[Extracts from a graphics dataset]
'''
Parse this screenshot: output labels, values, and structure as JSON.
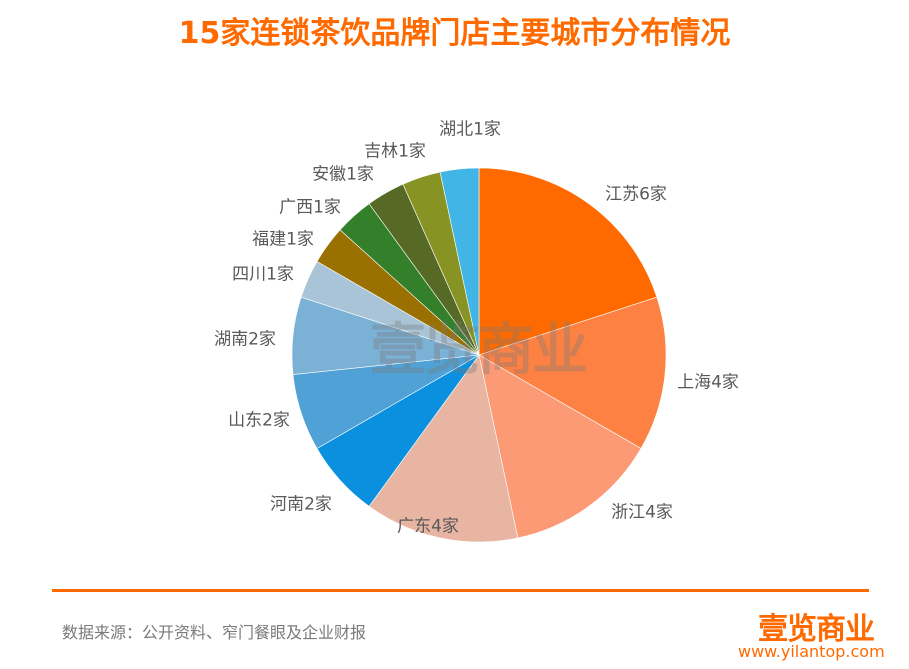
{
  "title": "15家连锁茶饮品牌门店主要城市分布情况",
  "chart_data": {
    "type": "pie",
    "title": "15家连锁茶饮品牌门店主要城市分布情况",
    "categories": [
      "江苏",
      "上海",
      "浙江",
      "广东",
      "河南",
      "山东",
      "湖南",
      "四川",
      "福建",
      "广西",
      "安徽",
      "吉林",
      "湖北"
    ],
    "values": [
      6,
      4,
      4,
      4,
      2,
      2,
      2,
      1,
      1,
      1,
      1,
      1,
      1
    ],
    "labels": [
      "江苏6家",
      "上海4家",
      "浙江4家",
      "广东4家",
      "河南2家",
      "山东2家",
      "湖南2家",
      "四川1家",
      "福建1家",
      "广西1家",
      "安徽1家",
      "吉林1家",
      "湖北1家"
    ],
    "colors": [
      "#ff6a00",
      "#fd8142",
      "#fb9a74",
      "#e8b5a3",
      "#0a90de",
      "#4fa1d6",
      "#7cb1d6",
      "#a8c4d6",
      "#9a7000",
      "#337f2a",
      "#566a26",
      "#879322",
      "#41b5e6"
    ],
    "start_angle": "12 o'clock",
    "direction": "clockwise",
    "legend": "none"
  },
  "watermark": "壹览商业",
  "footer": {
    "source": "数据来源：公开资料、窄门餐眼及企业财报",
    "logo": "壹览商业",
    "url": "www.yilantop.com"
  }
}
'''
§ Written task: Restate the records above in full, word for word. Keep pictures out.

§ Answer below:
Parse this screenshot: output labels, values, and structure as JSON.
{
  "title": "15家连锁茶饮品牌门店主要城市分布情况",
  "chart_data": {
    "type": "pie",
    "title": "15家连锁茶饮品牌门店主要城市分布情况",
    "categories": [
      "江苏",
      "上海",
      "浙江",
      "广东",
      "河南",
      "山东",
      "湖南",
      "四川",
      "福建",
      "广西",
      "安徽",
      "吉林",
      "湖北"
    ],
    "values": [
      6,
      4,
      4,
      4,
      2,
      2,
      2,
      1,
      1,
      1,
      1,
      1,
      1
    ],
    "labels": [
      "江苏6家",
      "上海4家",
      "浙江4家",
      "广东4家",
      "河南2家",
      "山东2家",
      "湖南2家",
      "四川1家",
      "福建1家",
      "广西1家",
      "安徽1家",
      "吉林1家",
      "湖北1家"
    ],
    "colors": [
      "#ff6a00",
      "#fd8142",
      "#fb9a74",
      "#e8b5a3",
      "#0a90de",
      "#4fa1d6",
      "#7cb1d6",
      "#a8c4d6",
      "#9a7000",
      "#337f2a",
      "#566a26",
      "#879322",
      "#41b5e6"
    ],
    "start_angle": "12 o'clock",
    "direction": "clockwise",
    "legend": "none"
  },
  "watermark": "壹览商业",
  "footer": {
    "source": "数据来源：公开资料、窄门餐眼及企业财报",
    "logo": "壹览商业",
    "url": "www.yilantop.com"
  }
}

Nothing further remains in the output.